- [TASK REQUIREMENTS]: Extract the lines that hold the string "August".

■ ■ ■

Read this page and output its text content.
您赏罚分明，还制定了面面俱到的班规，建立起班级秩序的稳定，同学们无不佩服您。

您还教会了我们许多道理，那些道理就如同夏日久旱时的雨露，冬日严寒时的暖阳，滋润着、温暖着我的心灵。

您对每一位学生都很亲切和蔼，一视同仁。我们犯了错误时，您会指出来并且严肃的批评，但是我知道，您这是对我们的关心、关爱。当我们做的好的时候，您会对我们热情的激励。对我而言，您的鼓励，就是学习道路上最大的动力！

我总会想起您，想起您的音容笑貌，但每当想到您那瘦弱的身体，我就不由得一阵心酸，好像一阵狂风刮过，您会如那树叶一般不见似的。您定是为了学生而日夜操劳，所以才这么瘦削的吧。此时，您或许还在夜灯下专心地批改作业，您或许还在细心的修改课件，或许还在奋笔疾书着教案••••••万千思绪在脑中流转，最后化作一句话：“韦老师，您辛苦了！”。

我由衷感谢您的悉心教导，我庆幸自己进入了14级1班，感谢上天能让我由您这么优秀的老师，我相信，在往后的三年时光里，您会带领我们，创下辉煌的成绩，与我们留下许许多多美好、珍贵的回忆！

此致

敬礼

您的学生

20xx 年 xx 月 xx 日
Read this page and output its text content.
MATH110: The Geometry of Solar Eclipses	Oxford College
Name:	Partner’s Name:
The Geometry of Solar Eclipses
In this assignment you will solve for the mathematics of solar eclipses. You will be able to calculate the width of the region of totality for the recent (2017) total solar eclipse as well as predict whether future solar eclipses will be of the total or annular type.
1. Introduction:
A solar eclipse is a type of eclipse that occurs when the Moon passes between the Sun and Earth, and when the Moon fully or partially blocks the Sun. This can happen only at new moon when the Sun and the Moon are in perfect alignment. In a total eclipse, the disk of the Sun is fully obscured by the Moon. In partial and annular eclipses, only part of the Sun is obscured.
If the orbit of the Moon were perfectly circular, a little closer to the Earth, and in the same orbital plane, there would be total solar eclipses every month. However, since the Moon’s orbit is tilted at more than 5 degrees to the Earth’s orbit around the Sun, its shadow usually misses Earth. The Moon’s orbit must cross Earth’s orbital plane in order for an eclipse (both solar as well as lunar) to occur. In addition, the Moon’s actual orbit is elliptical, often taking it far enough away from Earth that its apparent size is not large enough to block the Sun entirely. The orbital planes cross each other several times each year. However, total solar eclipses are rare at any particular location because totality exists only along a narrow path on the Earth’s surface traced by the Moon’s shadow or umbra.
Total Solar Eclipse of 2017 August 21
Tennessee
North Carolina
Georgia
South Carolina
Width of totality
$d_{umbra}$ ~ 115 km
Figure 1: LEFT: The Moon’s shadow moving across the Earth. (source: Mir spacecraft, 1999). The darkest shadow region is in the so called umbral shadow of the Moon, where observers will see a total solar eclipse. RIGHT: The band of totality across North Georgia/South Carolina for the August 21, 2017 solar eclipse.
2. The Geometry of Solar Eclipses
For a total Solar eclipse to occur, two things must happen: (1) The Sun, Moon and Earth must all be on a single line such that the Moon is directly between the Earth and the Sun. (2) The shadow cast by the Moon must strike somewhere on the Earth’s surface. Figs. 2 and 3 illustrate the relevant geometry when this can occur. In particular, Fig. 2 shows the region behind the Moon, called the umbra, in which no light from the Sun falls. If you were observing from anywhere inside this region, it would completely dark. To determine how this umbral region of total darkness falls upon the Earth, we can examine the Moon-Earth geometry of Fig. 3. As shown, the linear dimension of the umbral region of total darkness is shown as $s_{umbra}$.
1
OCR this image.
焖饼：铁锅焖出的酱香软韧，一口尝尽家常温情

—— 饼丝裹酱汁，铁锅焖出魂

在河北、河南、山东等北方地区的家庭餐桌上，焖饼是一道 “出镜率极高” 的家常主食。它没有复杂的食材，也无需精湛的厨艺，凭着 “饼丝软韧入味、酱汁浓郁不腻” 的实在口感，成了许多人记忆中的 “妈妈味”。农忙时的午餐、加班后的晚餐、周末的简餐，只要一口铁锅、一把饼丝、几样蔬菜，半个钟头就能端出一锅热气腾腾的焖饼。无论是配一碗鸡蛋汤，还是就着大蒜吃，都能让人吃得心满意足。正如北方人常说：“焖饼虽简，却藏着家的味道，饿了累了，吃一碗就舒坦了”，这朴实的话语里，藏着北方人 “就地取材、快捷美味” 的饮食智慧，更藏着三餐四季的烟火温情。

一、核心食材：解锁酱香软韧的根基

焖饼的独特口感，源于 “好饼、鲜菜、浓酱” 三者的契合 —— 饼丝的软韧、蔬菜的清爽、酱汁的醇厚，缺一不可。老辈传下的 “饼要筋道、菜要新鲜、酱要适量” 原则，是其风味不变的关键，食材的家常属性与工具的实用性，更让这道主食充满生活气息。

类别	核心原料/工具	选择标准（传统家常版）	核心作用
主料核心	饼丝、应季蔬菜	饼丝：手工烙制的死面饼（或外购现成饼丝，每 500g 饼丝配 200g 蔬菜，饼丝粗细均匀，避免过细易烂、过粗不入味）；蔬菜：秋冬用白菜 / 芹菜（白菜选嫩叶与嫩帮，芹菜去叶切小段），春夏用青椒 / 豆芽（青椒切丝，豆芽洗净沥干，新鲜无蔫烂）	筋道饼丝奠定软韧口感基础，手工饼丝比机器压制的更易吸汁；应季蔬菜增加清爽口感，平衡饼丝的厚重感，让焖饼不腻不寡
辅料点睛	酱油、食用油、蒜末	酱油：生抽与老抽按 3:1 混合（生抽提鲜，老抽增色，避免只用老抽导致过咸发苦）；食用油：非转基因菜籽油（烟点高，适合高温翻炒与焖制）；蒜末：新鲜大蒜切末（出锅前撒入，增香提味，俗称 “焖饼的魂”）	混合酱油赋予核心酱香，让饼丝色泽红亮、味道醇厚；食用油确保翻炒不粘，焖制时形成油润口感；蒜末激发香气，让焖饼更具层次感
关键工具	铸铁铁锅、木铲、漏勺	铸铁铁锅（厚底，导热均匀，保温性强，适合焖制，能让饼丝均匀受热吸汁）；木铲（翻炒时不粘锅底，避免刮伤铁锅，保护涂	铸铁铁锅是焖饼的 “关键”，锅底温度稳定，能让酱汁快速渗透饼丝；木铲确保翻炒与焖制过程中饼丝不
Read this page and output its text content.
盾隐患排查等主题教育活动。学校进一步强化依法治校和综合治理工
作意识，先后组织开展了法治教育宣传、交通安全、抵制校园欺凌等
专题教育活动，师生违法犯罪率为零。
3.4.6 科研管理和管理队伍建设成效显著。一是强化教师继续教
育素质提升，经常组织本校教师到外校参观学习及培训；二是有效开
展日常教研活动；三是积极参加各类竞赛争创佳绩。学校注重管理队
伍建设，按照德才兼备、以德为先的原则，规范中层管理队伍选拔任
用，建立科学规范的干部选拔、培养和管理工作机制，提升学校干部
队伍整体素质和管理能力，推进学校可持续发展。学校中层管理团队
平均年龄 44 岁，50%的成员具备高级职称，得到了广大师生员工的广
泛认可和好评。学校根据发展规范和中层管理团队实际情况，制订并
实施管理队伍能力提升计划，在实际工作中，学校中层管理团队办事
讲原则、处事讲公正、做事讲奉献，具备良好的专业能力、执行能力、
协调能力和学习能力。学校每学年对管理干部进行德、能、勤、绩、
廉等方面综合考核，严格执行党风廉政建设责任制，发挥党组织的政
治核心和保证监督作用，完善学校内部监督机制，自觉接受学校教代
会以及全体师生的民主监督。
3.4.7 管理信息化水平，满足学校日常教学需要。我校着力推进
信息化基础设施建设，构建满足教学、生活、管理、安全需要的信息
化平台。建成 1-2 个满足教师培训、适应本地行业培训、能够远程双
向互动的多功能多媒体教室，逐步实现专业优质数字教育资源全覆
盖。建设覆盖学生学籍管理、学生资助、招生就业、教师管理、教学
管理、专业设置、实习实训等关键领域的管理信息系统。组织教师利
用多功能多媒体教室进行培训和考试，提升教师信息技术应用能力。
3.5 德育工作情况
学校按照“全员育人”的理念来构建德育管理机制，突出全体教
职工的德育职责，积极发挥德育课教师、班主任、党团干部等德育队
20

■ ■ ■

- [THE OUTPUT]:
Total Solar Eclipse of 2017 August 21
Figure 1: LEFT: The Moon’s shadow moving across the Earth. (source: Mir spacecraft, 1999). The darkest shadow region is in the so called umbral shadow of the Moon, where observers will see a total solar eclipse. RIGHT: The band of totality across North Georgia/South Carolina for the August 21, 2017 solar eclipse.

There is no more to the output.